- _PROBLEM TO SOLVE_
Tally all lines containing the word "sposób". Give the number alone.

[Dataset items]
**********

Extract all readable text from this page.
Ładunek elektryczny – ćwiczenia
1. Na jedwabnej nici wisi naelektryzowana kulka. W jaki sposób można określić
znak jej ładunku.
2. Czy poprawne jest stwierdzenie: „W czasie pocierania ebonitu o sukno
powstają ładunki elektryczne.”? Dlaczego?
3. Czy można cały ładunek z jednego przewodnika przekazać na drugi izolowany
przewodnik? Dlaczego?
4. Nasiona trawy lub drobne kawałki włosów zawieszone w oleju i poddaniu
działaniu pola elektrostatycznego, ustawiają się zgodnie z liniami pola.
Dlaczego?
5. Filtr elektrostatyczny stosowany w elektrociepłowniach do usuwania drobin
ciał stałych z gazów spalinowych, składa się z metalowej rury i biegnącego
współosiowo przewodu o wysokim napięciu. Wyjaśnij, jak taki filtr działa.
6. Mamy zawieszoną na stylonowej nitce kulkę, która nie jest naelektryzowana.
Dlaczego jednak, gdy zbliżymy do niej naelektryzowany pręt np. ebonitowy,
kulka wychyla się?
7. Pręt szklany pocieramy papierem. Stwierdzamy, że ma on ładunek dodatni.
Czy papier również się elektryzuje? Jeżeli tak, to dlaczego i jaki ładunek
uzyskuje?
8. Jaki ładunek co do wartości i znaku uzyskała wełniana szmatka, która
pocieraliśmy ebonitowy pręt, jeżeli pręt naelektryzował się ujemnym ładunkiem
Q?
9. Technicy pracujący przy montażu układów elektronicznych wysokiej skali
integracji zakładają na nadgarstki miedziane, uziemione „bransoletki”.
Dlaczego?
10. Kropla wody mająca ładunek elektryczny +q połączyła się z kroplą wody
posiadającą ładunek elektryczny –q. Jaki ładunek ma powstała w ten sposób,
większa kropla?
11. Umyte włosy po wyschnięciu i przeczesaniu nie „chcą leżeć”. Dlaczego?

**********

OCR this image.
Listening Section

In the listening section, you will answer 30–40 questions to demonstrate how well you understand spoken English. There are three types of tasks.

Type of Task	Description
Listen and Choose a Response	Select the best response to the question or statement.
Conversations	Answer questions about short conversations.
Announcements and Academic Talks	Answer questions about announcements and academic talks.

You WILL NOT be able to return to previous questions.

**********

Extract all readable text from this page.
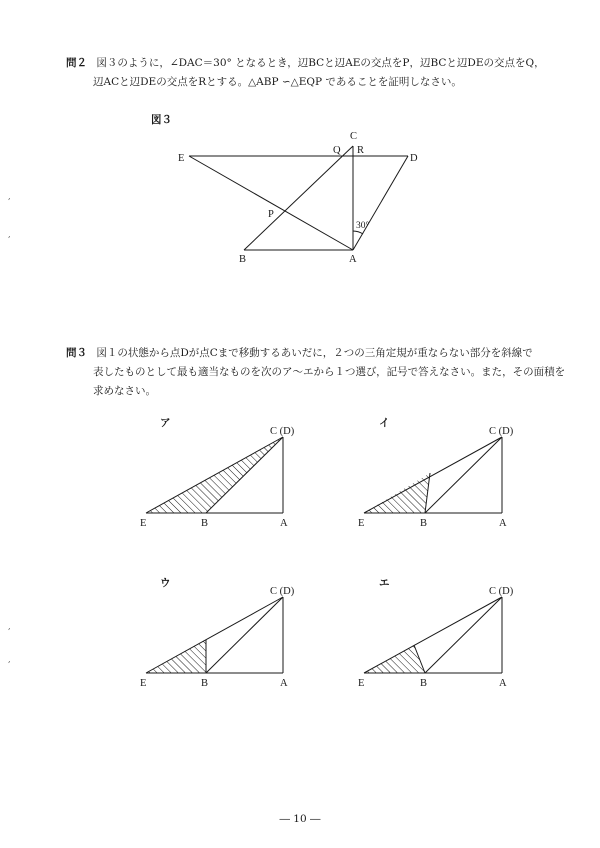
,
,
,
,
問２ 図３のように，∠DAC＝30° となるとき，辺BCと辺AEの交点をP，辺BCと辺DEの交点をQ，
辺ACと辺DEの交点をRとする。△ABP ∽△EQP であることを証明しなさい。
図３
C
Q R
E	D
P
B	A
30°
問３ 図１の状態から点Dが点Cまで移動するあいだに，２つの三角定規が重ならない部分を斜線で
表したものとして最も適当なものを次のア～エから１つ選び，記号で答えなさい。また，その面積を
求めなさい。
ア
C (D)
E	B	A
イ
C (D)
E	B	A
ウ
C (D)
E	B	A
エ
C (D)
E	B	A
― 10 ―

**********

- _RESPONSE TO THE TASK_
2